Provided data:
((

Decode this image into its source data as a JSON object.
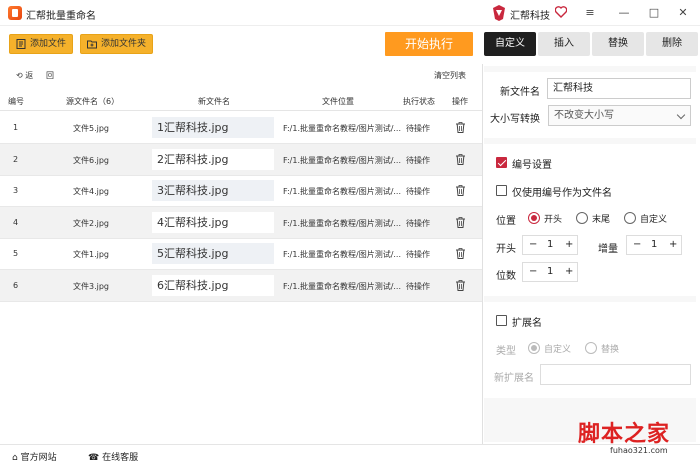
{
  "window": {
    "title": "汇帮批量重命名",
    "brand": "汇帮科技",
    "controls": [
      "≡",
      "—",
      "□",
      "✕"
    ]
  },
  "toolbar": {
    "add_file": "添加文件",
    "add_folder": "添加文件夹",
    "start": "开始执行"
  },
  "tabs": [
    {
      "label": "自定义",
      "active": true
    },
    {
      "label": "插入",
      "active": false
    },
    {
      "label": "替换",
      "active": false
    },
    {
      "label": "删除",
      "active": false
    }
  ],
  "subbar": {
    "undo": "返",
    "redo": "回",
    "clear": "清空列表"
  },
  "table": {
    "headers": [
      "编号",
      "源文件名（6）",
      "新文件名",
      "文件位置",
      "执行状态",
      "操作"
    ],
    "rows": [
      {
        "no": "1",
        "src": "文件5.jpg",
        "new": "1汇帮科技.jpg",
        "path": "F:/1.批量重命名教程/图片测试/...",
        "status": "待操作"
      },
      {
        "no": "2",
        "src": "文件6.jpg",
        "new": "2汇帮科技.jpg",
        "path": "F:/1.批量重命名教程/图片测试/...",
        "status": "待操作"
      },
      {
        "no": "3",
        "src": "文件4.jpg",
        "new": "3汇帮科技.jpg",
        "path": "F:/1.批量重命名教程/图片测试/...",
        "status": "待操作"
      },
      {
        "no": "4",
        "src": "文件2.jpg",
        "new": "4汇帮科技.jpg",
        "path": "F:/1.批量重命名教程/图片测试/...",
        "status": "待操作"
      },
      {
        "no": "5",
        "src": "文件1.jpg",
        "new": "5汇帮科技.jpg",
        "path": "F:/1.批量重命名教程/图片测试/...",
        "status": "待操作"
      },
      {
        "no": "6",
        "src": "文件3.jpg",
        "new": "6汇帮科技.jpg",
        "path": "F:/1.批量重命名教程/图片测试/...",
        "status": "待操作"
      }
    ]
  },
  "panel": {
    "new_name_label": "新文件名",
    "new_name_value": "汇帮科技",
    "case_label": "大小写转换",
    "case_value": "不改变大小写",
    "numbering_label": "编号设置",
    "numbering_checked": true,
    "only_number_label": "仅使用编号作为文件名",
    "only_number_checked": false,
    "position_label": "位置",
    "position_options": [
      "开头",
      "末尾",
      "自定义"
    ],
    "position_selected": "开头",
    "start_label": "开头",
    "start_value": "1",
    "increment_label": "增量",
    "increment_value": "1",
    "digits_label": "位数",
    "digits_value": "1",
    "stepper_minus": "−",
    "stepper_plus": "+",
    "ext_label": "扩展名",
    "ext_checked": false,
    "type_label": "类型",
    "type_options": [
      "自定义",
      "替换"
    ],
    "type_selected": "自定义",
    "new_ext_label": "新扩展名",
    "new_ext_value": ""
  },
  "footer": {
    "website": "官方网站",
    "service": "在线客服"
  },
  "watermark": {
    "text": "脚本之家",
    "sub": "fuhao321.com"
  },
  "colors": {
    "accent_orange": "#ff9a1f",
    "button_yellow": "#f5b12b",
    "accent_red": "#c9283e",
    "tab_active": "#1f1f1f"
  }
}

))

Reproduce each entry verbatim, excluding any embedded images.

In response:
Decode this image into its source data as a JSON object.
{
  "window": {
    "title": "汇帮批量重命名",
    "brand": "汇帮科技",
    "controls": [
      "≡",
      "—",
      "□",
      "✕"
    ]
  },
  "toolbar": {
    "add_file": "添加文件",
    "add_folder": "添加文件夹",
    "start": "开始执行"
  },
  "tabs": [
    {
      "label": "自定义",
      "active": true
    },
    {
      "label": "插入",
      "active": false
    },
    {
      "label": "替换",
      "active": false
    },
    {
      "label": "删除",
      "active": false
    }
  ],
  "subbar": {
    "undo": "返",
    "redo": "回",
    "clear": "清空列表"
  },
  "table": {
    "headers": [
      "编号",
      "源文件名（6）",
      "新文件名",
      "文件位置",
      "执行状态",
      "操作"
    ],
    "rows": [
      {
        "no": "1",
        "src": "文件5.jpg",
        "new": "1汇帮科技.jpg",
        "path": "F:/1.批量重命名教程/图片测试/...",
        "status": "待操作"
      },
      {
        "no": "2",
        "src": "文件6.jpg",
        "new": "2汇帮科技.jpg",
        "path": "F:/1.批量重命名教程/图片测试/...",
        "status": "待操作"
      },
      {
        "no": "3",
        "src": "文件4.jpg",
        "new": "3汇帮科技.jpg",
        "path": "F:/1.批量重命名教程/图片测试/...",
        "status": "待操作"
      },
      {
        "no": "4",
        "src": "文件2.jpg",
        "new": "4汇帮科技.jpg",
        "path": "F:/1.批量重命名教程/图片测试/...",
        "status": "待操作"
      },
      {
        "no": "5",
        "src": "文件1.jpg",
        "new": "5汇帮科技.jpg",
        "path": "F:/1.批量重命名教程/图片测试/...",
        "status": "待操作"
      },
      {
        "no": "6",
        "src": "文件3.jpg",
        "new": "6汇帮科技.jpg",
        "path": "F:/1.批量重命名教程/图片测试/...",
        "status": "待操作"
      }
    ]
  },
  "panel": {
    "new_name_label": "新文件名",
    "new_name_value": "汇帮科技",
    "case_label": "大小写转换",
    "case_value": "不改变大小写",
    "numbering_label": "编号设置",
    "numbering_checked": true,
    "only_number_label": "仅使用编号作为文件名",
    "only_number_checked": false,
    "position_label": "位置",
    "position_options": [
      "开头",
      "末尾",
      "自定义"
    ],
    "position_selected": "开头",
    "start_label": "开头",
    "start_value": "1",
    "increment_label": "增量",
    "increment_value": "1",
    "digits_label": "位数",
    "digits_value": "1",
    "stepper_minus": "−",
    "stepper_plus": "+",
    "ext_label": "扩展名",
    "ext_checked": false,
    "type_label": "类型",
    "type_options": [
      "自定义",
      "替换"
    ],
    "type_selected": "自定义",
    "new_ext_label": "新扩展名",
    "new_ext_value": ""
  },
  "footer": {
    "website": "官方网站",
    "service": "在线客服"
  },
  "watermark": {
    "text": "脚本之家",
    "sub": "fuhao321.com"
  },
  "colors": {
    "accent_orange": "#ff9a1f",
    "button_yellow": "#f5b12b",
    "accent_red": "#c9283e",
    "tab_active": "#1f1f1f"
  }
}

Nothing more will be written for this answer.